→ Data provided
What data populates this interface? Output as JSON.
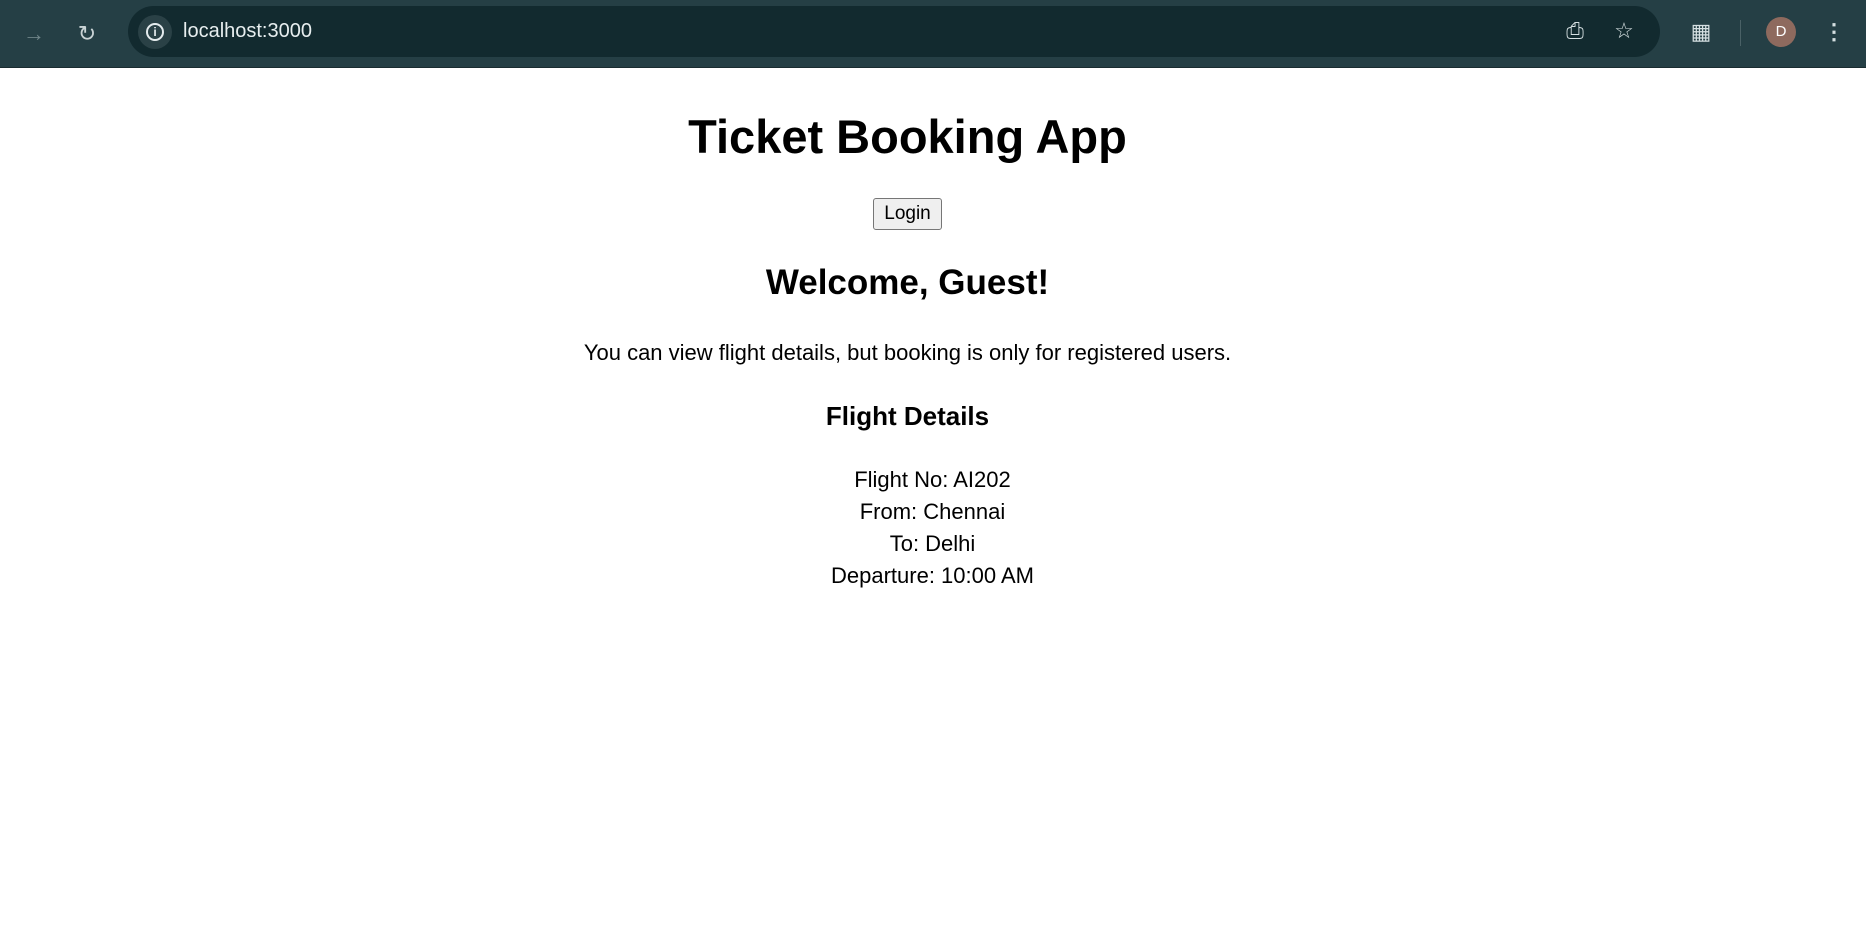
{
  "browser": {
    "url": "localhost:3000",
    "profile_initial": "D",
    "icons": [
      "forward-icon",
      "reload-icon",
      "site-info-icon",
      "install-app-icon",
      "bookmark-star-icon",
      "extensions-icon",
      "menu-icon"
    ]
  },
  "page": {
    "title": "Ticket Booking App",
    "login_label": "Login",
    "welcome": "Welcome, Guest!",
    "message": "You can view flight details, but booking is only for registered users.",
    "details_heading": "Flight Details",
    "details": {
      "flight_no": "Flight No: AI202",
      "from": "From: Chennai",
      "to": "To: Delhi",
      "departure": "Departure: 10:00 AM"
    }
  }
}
--
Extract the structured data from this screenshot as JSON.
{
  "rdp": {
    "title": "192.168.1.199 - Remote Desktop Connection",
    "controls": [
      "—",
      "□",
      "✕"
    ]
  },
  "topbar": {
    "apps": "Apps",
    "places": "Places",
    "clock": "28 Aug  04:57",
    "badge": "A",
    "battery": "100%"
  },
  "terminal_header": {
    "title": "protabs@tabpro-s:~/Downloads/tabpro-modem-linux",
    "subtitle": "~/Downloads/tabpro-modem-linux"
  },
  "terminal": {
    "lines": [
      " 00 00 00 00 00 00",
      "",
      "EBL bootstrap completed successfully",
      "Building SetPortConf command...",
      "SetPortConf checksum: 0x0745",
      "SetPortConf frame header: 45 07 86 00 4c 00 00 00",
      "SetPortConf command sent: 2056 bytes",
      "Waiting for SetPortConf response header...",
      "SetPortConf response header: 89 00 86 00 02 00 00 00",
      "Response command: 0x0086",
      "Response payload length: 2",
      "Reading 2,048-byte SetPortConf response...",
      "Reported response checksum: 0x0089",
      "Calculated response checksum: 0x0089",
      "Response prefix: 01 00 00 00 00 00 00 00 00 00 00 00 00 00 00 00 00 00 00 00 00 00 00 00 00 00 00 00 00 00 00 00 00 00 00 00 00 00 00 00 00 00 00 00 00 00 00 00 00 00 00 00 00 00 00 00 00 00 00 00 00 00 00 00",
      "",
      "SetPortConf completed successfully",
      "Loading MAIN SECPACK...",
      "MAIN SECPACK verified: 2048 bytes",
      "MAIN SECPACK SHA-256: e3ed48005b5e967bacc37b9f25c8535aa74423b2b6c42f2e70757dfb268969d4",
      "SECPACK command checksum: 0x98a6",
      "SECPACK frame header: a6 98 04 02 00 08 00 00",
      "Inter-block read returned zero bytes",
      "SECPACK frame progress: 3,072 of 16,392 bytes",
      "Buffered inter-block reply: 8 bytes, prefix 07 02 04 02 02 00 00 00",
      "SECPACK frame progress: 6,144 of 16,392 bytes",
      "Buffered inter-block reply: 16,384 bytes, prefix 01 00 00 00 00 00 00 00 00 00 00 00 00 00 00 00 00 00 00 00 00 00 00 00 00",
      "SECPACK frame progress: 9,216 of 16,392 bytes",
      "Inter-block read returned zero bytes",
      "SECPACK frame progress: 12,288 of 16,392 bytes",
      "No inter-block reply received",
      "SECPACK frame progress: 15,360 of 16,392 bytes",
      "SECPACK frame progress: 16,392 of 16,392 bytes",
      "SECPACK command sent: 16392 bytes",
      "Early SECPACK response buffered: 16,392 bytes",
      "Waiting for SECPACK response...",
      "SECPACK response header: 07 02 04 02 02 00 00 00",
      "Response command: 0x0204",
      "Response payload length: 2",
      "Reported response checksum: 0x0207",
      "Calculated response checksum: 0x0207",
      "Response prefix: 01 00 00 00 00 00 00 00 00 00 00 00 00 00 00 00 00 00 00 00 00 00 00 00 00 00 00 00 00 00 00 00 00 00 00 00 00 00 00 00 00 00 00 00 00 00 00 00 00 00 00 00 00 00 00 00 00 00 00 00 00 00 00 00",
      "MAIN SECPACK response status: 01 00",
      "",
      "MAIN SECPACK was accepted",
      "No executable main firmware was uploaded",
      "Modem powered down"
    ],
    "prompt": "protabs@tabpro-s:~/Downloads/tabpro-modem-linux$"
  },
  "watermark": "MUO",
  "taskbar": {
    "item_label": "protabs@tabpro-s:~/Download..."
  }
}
...
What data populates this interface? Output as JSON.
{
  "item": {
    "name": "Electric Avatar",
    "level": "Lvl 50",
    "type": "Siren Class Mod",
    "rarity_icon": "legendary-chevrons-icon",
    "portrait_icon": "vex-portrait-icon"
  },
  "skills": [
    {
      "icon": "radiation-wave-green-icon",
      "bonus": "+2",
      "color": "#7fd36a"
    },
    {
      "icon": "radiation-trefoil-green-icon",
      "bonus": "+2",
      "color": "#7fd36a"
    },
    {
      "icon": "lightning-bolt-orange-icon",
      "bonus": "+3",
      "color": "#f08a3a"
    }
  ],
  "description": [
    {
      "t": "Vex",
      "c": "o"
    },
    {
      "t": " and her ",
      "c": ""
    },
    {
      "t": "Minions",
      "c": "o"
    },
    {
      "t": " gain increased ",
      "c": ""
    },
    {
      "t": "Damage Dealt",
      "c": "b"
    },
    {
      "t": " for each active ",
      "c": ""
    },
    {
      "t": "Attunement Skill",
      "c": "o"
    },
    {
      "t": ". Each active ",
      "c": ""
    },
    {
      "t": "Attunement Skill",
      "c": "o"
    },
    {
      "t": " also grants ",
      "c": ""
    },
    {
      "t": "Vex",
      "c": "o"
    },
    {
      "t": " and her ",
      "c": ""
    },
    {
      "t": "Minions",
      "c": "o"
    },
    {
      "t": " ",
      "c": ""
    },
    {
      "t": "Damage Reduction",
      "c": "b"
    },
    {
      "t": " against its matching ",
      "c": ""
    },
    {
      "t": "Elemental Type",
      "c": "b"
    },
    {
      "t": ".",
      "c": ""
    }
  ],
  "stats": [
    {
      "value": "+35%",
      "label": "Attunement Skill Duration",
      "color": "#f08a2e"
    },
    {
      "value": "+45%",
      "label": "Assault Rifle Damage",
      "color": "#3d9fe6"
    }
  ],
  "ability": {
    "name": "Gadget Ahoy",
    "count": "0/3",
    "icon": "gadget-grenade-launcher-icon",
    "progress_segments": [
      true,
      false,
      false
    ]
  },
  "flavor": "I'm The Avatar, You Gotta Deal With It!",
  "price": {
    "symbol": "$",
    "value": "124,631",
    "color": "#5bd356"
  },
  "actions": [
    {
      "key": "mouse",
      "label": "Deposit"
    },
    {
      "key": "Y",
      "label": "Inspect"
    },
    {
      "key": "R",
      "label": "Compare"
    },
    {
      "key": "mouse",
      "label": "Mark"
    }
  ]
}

→ Goal
Examine the records and pull out every line where the string "radiation" occurs.

→ Solution for this exercise
      "icon": "radiation-wave-green-icon",
      "icon": "radiation-trefoil-green-icon",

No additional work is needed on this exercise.